Request:
Note how many lines hold "browser" and report that number by itself.

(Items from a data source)

····················

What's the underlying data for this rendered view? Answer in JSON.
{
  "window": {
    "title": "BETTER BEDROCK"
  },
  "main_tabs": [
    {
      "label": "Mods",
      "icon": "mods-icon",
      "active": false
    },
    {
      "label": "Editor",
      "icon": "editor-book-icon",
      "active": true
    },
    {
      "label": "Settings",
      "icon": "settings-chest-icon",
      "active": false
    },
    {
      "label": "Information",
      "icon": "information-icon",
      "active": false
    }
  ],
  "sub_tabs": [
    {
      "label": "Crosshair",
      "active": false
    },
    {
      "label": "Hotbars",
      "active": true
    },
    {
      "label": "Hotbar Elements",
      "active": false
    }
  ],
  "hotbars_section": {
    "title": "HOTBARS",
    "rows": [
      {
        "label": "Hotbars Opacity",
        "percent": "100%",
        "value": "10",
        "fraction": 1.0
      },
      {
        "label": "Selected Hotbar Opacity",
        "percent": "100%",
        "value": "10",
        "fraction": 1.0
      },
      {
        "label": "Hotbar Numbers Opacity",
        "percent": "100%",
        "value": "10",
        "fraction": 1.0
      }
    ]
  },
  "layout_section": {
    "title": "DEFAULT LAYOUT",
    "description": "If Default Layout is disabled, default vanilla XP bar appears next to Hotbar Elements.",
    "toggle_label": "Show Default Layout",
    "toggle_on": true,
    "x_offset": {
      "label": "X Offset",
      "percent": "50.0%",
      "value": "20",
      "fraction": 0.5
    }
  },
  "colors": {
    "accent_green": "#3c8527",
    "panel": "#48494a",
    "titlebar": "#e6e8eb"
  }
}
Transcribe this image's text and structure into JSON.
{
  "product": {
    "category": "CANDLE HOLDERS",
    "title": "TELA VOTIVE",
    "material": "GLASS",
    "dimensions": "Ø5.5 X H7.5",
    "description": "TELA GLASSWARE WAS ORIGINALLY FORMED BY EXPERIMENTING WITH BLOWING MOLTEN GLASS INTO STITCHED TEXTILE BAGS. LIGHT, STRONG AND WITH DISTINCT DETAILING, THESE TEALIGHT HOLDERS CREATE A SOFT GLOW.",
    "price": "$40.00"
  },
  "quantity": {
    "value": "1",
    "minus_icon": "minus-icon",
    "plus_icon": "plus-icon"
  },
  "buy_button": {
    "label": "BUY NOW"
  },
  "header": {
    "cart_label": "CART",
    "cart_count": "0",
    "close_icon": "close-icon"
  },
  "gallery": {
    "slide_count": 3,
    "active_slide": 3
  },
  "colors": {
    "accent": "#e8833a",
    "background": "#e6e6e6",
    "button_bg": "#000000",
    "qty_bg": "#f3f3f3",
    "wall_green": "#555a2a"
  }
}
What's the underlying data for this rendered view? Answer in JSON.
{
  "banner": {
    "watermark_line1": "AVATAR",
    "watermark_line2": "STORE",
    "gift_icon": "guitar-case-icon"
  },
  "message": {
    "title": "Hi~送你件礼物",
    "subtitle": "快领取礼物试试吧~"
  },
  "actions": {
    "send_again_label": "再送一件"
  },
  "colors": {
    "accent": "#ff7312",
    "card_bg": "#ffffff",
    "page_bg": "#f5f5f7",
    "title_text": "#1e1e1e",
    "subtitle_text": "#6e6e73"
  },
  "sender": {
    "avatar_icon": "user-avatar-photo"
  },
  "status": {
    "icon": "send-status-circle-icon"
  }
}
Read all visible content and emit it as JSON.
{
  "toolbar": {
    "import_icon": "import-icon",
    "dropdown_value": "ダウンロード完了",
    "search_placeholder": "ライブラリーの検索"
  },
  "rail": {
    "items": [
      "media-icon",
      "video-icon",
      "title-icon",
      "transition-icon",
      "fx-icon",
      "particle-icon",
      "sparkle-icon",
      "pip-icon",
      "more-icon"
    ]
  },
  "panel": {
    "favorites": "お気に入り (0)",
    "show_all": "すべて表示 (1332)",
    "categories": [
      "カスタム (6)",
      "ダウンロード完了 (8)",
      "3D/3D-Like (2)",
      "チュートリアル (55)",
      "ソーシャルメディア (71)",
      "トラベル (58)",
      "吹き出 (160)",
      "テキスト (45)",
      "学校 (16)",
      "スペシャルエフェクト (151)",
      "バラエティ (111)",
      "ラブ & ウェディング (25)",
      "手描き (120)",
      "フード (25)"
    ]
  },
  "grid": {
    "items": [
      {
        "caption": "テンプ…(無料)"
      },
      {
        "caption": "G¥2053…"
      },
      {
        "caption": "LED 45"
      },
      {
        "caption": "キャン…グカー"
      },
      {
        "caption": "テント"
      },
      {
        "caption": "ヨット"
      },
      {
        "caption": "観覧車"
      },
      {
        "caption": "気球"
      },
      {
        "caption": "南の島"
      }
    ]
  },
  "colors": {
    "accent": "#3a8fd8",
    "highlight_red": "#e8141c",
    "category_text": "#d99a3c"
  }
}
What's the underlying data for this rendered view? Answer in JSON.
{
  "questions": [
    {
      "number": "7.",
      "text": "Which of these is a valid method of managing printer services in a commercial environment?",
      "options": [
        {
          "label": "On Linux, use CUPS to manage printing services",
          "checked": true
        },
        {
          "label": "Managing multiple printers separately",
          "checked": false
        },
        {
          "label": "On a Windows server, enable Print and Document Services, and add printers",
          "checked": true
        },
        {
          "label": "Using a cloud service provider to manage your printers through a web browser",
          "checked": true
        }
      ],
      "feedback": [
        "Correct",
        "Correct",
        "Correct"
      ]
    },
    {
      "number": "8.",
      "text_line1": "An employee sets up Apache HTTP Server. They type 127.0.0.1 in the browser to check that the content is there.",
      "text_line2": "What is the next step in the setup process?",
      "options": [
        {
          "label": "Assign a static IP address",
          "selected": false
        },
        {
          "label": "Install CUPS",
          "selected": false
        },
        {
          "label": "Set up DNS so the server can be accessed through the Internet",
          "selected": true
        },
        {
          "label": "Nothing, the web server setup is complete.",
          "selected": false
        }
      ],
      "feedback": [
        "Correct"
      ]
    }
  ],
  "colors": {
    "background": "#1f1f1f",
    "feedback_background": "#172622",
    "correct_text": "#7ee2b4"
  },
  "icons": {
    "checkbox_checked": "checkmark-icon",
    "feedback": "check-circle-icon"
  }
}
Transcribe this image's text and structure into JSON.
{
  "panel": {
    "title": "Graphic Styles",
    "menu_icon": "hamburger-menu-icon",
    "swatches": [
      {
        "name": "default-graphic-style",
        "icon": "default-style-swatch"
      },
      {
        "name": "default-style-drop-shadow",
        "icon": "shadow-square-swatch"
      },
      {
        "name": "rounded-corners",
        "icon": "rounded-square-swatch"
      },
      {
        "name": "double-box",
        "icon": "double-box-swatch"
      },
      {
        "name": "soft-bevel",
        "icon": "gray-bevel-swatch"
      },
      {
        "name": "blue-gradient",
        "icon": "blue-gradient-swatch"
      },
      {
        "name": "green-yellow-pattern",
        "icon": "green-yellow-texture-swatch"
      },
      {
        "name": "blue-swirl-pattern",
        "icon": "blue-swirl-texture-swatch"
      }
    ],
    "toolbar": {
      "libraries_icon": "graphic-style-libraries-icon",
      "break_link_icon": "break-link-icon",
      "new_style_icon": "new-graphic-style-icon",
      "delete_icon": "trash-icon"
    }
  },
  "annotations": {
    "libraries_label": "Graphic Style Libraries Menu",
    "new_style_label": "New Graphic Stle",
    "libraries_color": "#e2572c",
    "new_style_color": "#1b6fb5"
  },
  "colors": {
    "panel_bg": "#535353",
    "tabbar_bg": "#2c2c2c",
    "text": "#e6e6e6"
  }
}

····················

Result of this exercise:
2